● **What to do**
Find how many lines in the material hold the word "title", then state that number and nothing more.

● **Provided entries**
══════════════════════════════

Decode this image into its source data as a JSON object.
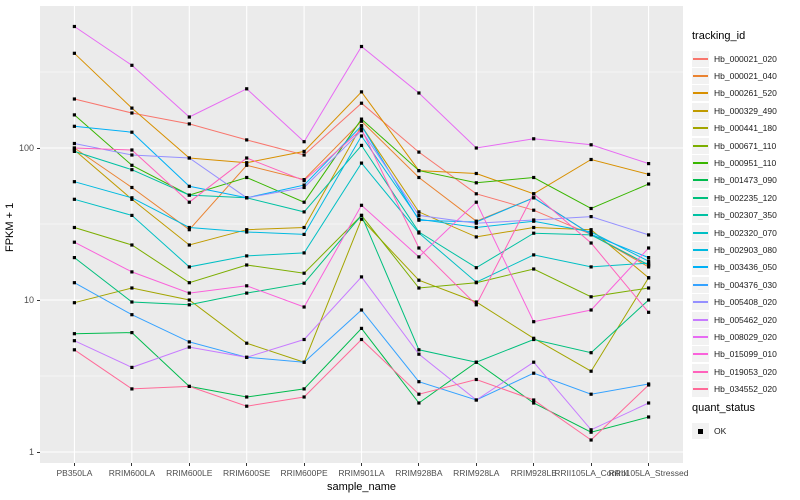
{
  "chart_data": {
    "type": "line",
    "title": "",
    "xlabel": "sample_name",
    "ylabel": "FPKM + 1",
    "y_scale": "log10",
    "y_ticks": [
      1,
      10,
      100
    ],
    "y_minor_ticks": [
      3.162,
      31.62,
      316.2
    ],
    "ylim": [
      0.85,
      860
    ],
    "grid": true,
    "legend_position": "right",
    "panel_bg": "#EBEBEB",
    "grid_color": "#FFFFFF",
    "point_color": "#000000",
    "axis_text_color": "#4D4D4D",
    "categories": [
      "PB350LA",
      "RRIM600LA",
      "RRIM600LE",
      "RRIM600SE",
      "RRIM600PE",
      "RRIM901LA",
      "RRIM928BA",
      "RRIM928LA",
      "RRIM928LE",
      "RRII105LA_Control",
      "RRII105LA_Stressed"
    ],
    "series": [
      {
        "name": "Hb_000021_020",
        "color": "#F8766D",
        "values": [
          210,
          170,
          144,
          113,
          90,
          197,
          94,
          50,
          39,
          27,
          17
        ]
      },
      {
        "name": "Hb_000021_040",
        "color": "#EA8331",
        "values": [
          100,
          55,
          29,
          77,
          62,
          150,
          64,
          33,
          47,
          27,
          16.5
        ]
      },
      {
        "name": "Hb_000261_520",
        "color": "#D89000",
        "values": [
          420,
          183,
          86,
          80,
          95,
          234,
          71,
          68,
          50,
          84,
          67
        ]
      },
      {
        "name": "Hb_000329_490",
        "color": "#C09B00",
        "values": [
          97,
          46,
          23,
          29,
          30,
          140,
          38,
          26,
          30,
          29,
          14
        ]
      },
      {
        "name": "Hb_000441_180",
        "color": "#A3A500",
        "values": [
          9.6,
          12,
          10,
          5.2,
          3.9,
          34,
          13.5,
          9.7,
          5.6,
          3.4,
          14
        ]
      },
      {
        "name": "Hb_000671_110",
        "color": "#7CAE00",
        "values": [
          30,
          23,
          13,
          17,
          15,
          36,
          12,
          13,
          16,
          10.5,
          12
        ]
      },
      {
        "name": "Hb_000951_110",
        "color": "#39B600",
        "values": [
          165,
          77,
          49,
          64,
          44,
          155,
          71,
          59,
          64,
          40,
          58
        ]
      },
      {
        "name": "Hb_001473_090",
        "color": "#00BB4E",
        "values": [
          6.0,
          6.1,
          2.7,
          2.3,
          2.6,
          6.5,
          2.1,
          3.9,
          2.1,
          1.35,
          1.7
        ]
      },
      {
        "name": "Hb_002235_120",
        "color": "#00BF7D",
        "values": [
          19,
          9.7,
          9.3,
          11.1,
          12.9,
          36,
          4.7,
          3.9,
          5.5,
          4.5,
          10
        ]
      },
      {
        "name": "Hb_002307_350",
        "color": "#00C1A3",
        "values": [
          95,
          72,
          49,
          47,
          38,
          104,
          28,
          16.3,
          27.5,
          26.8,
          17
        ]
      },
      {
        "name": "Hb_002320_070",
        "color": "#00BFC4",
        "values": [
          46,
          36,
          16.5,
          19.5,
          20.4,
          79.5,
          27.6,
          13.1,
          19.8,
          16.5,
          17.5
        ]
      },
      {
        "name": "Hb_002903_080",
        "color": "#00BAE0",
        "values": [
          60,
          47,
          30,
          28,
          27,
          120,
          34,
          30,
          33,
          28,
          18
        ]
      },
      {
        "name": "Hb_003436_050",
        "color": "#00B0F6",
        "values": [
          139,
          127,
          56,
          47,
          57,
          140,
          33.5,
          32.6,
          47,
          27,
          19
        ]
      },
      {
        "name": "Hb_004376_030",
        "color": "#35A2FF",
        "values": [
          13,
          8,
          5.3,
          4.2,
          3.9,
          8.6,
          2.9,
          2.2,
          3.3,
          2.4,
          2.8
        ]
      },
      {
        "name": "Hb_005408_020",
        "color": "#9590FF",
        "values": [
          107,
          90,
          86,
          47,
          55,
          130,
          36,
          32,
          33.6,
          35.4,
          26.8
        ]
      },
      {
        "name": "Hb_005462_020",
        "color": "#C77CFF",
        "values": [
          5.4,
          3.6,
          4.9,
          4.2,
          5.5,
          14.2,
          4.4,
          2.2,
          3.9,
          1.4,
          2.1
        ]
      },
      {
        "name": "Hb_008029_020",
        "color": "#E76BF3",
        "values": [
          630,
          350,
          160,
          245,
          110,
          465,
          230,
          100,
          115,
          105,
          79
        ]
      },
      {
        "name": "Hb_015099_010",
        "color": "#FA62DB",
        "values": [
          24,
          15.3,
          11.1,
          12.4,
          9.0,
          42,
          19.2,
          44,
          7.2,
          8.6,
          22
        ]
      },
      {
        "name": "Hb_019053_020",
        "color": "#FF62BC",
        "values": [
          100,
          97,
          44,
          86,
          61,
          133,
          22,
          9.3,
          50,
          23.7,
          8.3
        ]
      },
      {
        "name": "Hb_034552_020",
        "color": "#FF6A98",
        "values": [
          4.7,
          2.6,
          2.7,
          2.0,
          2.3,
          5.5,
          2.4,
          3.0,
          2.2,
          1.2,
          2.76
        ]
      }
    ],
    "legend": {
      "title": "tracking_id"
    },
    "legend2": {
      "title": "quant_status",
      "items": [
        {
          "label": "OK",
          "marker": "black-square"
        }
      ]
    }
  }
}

══════════════════════════════

● **Written solution**
3